BRIEF: Scan each line of the records for the word "count" and extract the ones that have it.
=== EXTRACTED INFORMATION ===
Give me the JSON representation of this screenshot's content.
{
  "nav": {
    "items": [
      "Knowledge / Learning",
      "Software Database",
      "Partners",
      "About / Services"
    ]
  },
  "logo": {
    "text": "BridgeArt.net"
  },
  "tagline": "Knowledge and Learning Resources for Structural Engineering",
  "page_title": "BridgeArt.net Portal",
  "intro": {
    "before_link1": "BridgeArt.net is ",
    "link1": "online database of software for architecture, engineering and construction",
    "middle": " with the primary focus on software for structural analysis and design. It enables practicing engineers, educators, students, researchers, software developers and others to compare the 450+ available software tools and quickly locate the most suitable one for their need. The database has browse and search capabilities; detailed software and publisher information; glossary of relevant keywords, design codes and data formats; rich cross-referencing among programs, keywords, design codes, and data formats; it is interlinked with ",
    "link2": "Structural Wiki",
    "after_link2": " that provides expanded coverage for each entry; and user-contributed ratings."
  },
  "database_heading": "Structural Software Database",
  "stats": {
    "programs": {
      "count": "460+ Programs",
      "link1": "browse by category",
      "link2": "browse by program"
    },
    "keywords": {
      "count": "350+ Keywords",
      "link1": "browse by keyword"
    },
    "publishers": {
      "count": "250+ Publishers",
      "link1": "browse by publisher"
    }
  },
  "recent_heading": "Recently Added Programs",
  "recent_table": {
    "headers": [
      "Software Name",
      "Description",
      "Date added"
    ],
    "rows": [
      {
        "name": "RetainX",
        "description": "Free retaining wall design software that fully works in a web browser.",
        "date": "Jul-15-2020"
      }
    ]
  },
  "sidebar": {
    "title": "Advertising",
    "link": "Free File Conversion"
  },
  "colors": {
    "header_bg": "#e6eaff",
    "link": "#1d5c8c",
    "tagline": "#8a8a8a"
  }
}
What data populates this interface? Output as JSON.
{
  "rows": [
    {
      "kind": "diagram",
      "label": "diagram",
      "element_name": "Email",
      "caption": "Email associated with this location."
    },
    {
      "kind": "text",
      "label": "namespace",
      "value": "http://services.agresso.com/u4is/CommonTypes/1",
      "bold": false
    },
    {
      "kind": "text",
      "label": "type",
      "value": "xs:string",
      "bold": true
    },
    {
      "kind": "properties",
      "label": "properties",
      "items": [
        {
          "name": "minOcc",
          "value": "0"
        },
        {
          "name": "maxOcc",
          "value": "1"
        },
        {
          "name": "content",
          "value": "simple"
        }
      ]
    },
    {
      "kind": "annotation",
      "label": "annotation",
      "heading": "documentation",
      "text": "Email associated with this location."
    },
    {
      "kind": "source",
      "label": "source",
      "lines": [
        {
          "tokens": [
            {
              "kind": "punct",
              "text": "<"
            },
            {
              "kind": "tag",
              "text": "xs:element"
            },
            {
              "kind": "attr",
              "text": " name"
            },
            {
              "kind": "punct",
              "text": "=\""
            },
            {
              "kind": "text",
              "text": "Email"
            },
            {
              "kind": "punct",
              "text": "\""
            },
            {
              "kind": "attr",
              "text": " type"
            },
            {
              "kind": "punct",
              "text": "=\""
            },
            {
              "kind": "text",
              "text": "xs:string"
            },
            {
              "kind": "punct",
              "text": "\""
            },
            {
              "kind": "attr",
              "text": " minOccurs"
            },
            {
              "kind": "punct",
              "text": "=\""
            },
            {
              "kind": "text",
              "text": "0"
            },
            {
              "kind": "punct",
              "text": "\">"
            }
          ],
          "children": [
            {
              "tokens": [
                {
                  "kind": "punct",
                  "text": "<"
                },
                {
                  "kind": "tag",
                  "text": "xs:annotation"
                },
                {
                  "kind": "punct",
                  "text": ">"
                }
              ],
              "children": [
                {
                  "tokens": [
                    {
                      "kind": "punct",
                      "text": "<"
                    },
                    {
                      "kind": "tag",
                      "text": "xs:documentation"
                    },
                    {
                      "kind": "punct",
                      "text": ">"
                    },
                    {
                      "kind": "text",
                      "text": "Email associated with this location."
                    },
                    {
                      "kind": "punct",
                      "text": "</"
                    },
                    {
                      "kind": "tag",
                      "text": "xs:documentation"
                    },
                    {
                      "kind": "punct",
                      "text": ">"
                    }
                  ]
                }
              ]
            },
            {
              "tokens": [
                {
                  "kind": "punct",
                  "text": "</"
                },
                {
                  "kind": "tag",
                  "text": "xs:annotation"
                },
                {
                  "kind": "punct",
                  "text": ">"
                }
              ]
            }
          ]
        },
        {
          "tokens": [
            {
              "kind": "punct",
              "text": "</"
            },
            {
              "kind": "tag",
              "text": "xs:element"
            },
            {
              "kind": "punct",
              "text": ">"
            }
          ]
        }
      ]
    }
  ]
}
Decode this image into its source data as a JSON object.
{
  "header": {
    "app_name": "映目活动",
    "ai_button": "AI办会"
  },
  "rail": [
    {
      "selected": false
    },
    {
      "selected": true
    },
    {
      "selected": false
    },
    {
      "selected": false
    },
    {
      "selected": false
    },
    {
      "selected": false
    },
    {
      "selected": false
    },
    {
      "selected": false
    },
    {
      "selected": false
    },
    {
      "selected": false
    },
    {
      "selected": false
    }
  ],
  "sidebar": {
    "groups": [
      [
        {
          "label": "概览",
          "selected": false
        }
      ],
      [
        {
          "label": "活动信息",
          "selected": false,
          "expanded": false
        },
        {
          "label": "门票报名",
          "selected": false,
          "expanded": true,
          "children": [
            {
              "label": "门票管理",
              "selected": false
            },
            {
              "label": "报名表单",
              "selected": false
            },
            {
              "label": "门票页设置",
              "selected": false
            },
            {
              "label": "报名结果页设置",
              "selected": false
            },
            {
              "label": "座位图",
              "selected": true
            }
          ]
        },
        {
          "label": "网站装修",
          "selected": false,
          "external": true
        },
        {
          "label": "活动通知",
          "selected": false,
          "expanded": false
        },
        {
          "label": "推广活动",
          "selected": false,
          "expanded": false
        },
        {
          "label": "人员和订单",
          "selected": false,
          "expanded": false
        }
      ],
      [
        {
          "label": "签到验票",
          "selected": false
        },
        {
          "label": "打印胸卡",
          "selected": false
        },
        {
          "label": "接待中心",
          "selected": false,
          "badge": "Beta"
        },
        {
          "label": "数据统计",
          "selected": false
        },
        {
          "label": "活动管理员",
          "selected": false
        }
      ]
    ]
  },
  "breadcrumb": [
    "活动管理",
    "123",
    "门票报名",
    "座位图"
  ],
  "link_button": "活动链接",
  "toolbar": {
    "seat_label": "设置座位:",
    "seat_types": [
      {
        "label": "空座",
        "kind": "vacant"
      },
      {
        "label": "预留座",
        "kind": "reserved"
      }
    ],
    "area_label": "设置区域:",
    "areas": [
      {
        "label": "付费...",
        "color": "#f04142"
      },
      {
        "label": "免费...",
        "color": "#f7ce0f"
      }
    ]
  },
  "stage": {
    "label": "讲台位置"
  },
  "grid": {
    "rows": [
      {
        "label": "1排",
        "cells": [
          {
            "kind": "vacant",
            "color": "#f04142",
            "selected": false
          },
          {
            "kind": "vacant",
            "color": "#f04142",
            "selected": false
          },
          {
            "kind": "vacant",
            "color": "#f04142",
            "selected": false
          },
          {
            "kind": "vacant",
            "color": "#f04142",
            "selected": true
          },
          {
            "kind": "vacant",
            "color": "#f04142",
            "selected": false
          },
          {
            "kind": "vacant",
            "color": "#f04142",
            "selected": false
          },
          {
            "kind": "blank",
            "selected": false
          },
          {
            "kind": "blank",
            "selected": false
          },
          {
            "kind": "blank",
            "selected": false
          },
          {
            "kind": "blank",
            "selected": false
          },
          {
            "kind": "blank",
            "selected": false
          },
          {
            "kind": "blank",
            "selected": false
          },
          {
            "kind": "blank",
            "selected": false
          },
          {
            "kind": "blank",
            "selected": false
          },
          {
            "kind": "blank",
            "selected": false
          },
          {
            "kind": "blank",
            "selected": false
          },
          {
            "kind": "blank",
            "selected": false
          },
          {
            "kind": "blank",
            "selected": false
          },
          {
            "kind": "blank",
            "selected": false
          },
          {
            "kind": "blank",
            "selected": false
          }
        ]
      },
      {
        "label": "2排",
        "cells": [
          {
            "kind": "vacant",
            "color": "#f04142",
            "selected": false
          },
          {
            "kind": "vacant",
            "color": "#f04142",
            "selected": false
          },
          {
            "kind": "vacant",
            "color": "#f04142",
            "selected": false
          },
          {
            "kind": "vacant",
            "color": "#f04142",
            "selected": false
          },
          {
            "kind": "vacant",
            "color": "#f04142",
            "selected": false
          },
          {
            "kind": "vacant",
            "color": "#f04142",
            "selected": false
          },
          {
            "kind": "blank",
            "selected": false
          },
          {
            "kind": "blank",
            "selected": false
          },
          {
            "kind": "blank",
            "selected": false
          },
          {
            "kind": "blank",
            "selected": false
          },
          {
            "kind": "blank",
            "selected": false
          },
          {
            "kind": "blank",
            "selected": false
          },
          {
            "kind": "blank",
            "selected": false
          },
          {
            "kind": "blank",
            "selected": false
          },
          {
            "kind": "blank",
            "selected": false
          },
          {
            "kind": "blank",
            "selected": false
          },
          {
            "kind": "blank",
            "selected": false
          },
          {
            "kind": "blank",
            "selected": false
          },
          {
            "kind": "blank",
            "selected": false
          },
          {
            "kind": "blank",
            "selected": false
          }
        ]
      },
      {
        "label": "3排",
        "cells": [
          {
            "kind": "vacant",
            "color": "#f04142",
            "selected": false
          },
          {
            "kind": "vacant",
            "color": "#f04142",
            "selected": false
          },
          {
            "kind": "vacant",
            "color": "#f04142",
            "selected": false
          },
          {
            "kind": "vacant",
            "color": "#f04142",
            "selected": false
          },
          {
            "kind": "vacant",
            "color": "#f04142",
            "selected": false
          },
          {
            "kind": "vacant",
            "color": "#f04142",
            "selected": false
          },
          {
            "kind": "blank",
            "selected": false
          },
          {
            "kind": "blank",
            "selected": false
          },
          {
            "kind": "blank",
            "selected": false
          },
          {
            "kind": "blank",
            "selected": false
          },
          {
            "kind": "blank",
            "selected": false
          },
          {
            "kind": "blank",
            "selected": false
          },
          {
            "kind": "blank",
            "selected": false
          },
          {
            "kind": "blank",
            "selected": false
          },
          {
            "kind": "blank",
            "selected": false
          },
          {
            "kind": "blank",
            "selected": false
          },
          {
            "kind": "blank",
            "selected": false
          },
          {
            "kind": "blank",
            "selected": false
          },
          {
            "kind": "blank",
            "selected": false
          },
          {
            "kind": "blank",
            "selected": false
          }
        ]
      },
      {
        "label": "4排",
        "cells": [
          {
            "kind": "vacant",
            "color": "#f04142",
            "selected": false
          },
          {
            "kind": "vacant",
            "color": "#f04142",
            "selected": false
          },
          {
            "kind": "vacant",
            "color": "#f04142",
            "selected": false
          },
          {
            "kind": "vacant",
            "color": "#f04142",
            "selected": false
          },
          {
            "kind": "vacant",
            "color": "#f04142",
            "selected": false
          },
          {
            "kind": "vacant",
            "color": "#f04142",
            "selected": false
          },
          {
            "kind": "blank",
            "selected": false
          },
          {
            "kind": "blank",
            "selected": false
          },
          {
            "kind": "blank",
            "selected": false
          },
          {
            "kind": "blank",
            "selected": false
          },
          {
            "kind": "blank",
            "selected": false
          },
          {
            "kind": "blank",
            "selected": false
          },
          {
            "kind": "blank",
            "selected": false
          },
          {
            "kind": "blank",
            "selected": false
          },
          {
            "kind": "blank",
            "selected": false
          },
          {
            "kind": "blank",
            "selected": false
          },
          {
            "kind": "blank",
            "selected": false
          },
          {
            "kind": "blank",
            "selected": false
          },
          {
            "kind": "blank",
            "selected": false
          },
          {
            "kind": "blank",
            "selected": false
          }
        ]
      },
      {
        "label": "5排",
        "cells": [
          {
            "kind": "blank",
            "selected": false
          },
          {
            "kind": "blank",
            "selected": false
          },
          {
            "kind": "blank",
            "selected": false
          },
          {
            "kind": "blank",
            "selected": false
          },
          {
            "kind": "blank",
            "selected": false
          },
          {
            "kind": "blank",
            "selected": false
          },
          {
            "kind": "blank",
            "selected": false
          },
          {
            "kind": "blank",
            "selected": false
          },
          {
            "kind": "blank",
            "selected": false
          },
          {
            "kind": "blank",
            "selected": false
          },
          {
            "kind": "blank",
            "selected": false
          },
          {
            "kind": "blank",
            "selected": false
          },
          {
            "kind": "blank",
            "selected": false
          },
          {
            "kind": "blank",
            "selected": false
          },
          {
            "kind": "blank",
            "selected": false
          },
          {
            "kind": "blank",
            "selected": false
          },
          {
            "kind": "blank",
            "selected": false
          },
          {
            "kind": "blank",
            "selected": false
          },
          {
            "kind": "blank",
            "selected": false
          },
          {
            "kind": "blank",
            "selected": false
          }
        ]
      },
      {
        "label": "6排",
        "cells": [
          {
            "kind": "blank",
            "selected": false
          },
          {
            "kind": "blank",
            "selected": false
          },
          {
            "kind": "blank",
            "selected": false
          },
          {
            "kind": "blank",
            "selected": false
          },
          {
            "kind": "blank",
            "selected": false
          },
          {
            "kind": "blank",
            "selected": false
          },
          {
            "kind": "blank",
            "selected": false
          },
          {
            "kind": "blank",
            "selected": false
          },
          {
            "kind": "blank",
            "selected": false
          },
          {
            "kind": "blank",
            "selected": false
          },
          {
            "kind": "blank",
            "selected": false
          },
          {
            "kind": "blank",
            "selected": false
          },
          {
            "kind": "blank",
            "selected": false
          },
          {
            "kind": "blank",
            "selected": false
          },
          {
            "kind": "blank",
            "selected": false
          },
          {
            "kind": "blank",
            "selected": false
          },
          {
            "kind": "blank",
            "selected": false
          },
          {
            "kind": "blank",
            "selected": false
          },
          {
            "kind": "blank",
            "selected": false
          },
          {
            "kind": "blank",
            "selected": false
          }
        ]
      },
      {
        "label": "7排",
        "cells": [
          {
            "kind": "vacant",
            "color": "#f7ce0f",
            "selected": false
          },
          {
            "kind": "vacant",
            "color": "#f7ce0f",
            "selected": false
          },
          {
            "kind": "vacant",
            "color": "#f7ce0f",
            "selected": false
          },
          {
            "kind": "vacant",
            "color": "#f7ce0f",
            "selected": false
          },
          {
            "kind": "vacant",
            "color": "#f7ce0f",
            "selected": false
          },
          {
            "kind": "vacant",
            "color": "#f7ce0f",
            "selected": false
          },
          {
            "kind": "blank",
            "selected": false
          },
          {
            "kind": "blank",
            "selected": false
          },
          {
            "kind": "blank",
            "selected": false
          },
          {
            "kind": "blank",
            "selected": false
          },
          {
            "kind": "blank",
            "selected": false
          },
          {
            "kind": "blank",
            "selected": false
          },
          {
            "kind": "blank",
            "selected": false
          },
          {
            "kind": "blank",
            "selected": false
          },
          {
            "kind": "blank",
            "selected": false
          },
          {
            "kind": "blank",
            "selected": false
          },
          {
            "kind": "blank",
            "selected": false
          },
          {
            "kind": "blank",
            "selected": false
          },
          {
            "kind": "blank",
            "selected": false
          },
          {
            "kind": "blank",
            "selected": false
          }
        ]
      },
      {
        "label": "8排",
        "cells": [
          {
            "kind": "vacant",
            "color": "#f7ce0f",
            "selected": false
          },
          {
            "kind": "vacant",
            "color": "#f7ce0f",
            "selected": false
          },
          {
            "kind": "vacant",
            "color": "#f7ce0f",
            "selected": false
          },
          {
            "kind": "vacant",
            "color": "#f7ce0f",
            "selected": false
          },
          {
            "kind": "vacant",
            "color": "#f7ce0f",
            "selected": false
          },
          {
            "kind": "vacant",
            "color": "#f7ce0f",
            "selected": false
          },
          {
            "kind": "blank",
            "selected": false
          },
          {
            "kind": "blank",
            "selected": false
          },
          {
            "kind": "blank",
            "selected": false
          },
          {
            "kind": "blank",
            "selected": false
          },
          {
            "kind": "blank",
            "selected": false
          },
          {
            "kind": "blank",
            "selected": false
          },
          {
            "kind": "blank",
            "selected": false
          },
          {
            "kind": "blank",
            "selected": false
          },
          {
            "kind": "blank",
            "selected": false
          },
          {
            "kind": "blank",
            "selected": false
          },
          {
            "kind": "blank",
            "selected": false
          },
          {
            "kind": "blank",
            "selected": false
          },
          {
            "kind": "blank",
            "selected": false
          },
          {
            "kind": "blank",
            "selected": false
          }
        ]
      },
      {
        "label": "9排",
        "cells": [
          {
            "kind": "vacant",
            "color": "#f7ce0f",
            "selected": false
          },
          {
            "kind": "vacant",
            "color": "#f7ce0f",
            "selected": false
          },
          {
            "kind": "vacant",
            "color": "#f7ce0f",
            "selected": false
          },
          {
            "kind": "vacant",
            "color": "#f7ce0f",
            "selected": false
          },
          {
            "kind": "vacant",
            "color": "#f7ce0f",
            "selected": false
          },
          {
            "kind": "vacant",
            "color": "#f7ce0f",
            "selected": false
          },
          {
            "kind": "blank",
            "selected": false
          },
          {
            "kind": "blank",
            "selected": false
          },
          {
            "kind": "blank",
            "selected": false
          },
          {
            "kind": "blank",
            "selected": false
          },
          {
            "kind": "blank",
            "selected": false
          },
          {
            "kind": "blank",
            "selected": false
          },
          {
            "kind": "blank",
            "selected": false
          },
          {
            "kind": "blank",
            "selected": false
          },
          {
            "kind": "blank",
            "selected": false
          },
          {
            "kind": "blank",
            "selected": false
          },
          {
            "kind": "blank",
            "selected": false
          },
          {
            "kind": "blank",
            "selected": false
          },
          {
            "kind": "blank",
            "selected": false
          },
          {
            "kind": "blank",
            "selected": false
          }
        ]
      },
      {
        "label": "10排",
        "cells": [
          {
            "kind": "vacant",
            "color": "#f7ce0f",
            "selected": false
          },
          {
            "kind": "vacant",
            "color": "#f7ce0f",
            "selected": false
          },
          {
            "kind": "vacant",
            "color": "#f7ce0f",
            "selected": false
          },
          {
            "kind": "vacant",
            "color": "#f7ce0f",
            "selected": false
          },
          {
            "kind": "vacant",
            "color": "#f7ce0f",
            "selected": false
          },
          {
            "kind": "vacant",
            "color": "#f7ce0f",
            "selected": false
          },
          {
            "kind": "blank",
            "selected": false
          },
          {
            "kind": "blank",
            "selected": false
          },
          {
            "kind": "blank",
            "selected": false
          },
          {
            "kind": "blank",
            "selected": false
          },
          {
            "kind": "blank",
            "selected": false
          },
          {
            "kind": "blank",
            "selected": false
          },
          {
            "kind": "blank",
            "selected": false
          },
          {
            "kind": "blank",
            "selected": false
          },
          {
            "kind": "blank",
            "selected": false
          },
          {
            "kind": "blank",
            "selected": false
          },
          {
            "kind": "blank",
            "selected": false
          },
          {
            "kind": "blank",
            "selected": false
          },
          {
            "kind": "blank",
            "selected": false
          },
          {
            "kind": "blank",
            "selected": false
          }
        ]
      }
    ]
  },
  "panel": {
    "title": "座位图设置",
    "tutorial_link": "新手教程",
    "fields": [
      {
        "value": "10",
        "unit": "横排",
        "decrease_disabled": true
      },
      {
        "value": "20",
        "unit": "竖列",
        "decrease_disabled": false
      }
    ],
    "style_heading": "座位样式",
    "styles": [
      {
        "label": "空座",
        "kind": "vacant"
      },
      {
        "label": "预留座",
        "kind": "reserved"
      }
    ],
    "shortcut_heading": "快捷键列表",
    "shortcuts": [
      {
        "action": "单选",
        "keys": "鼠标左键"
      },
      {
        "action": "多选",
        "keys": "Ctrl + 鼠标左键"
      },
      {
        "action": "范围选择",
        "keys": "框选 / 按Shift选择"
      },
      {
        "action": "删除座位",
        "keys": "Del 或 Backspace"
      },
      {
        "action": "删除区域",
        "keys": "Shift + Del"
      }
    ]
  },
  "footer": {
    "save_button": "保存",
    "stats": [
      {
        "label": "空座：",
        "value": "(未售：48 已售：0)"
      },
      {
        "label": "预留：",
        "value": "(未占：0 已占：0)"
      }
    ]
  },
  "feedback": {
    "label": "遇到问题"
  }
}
===
SOLVED PROBLEM:
      "count": "460+ Programs",
      "count": "350+ Keywords",
      "count": "250+ Publishers",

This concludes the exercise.